◆ **Listed records**
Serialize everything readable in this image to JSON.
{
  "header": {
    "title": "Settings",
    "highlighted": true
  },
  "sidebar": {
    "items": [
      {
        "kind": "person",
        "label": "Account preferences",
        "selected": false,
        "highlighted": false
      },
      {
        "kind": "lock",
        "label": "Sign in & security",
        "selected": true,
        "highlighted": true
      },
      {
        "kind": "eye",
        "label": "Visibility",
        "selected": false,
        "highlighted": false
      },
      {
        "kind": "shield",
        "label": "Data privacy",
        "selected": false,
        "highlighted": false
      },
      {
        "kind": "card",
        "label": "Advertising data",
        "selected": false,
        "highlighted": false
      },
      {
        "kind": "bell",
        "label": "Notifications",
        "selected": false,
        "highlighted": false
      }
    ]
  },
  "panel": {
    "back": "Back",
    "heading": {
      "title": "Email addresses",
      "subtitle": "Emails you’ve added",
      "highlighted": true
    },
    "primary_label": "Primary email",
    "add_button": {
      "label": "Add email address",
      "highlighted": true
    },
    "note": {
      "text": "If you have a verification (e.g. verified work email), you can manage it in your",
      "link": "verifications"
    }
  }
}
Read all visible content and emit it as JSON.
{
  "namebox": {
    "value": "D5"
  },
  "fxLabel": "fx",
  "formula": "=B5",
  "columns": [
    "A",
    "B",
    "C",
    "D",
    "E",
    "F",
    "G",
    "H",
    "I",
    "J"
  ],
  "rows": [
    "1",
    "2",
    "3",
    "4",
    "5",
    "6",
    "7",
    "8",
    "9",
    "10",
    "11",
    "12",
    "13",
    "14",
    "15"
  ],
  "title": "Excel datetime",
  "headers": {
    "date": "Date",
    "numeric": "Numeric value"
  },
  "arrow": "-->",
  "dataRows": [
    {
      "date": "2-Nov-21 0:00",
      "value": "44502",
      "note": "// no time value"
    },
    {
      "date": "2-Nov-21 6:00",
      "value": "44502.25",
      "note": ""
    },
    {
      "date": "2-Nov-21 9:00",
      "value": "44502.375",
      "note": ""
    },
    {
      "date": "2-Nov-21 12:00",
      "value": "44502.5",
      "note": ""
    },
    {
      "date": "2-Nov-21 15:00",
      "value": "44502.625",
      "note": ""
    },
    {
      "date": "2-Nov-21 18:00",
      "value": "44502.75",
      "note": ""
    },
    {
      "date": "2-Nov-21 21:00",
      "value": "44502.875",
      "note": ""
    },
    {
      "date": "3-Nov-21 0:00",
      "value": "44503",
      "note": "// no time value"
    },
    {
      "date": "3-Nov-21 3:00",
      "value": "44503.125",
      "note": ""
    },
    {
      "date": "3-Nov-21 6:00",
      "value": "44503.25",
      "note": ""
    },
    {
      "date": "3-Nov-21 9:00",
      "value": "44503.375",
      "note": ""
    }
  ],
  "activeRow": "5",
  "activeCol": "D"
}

◆ **What to produce**
Please output the entire listing exactly as it stands.

◆ **Task output**
Serialize everything readable in this image to JSON.
{
  "header": {
    "title": "Settings",
    "highlighted": true
  },
  "sidebar": {
    "items": [
      {
        "kind": "person",
        "label": "Account preferences",
        "selected": false,
        "highlighted": false
      },
      {
        "kind": "lock",
        "label": "Sign in & security",
        "selected": true,
        "highlighted": true
      },
      {
        "kind": "eye",
        "label": "Visibility",
        "selected": false,
        "highlighted": false
      },
      {
        "kind": "shield",
        "label": "Data privacy",
        "selected": false,
        "highlighted": false
      },
      {
        "kind": "card",
        "label": "Advertising data",
        "selected": false,
        "highlighted": false
      },
      {
        "kind": "bell",
        "label": "Notifications",
        "selected": false,
        "highlighted": false
      }
    ]
  },
  "panel": {
    "back": "Back",
    "heading": {
      "title": "Email addresses",
      "subtitle": "Emails you’ve added",
      "highlighted": true
    },
    "primary_label": "Primary email",
    "add_button": {
      "label": "Add email address",
      "highlighted": true
    },
    "note": {
      "text": "If you have a verification (e.g. verified work email), you can manage it in your",
      "link": "verifications"
    }
  }
}
Read all visible content and emit it as JSON.
{
  "namebox": {
    "value": "D5"
  },
  "fxLabel": "fx",
  "formula": "=B5",
  "columns": [
    "A",
    "B",
    "C",
    "D",
    "E",
    "F",
    "G",
    "H",
    "I",
    "J"
  ],
  "rows": [
    "1",
    "2",
    "3",
    "4",
    "5",
    "6",
    "7",
    "8",
    "9",
    "10",
    "11",
    "12",
    "13",
    "14",
    "15"
  ],
  "title": "Excel datetime",
  "headers": {
    "date": "Date",
    "numeric": "Numeric value"
  },
  "arrow": "-->",
  "dataRows": [
    {
      "date": "2-Nov-21 0:00",
      "value": "44502",
      "note": "// no time value"
    },
    {
      "date": "2-Nov-21 6:00",
      "value": "44502.25",
      "note": ""
    },
    {
      "date": "2-Nov-21 9:00",
      "value": "44502.375",
      "note": ""
    },
    {
      "date": "2-Nov-21 12:00",
      "value": "44502.5",
      "note": ""
    },
    {
      "date": "2-Nov-21 15:00",
      "value": "44502.625",
      "note": ""
    },
    {
      "date": "2-Nov-21 18:00",
      "value": "44502.75",
      "note": ""
    },
    {
      "date": "2-Nov-21 21:00",
      "value": "44502.875",
      "note": ""
    },
    {
      "date": "3-Nov-21 0:00",
      "value": "44503",
      "note": "// no time value"
    },
    {
      "date": "3-Nov-21 3:00",
      "value": "44503.125",
      "note": ""
    },
    {
      "date": "3-Nov-21 6:00",
      "value": "44503.25",
      "note": ""
    },
    {
      "date": "3-Nov-21 9:00",
      "value": "44503.375",
      "note": ""
    }
  ],
  "activeRow": "5",
  "activeCol": "D"
}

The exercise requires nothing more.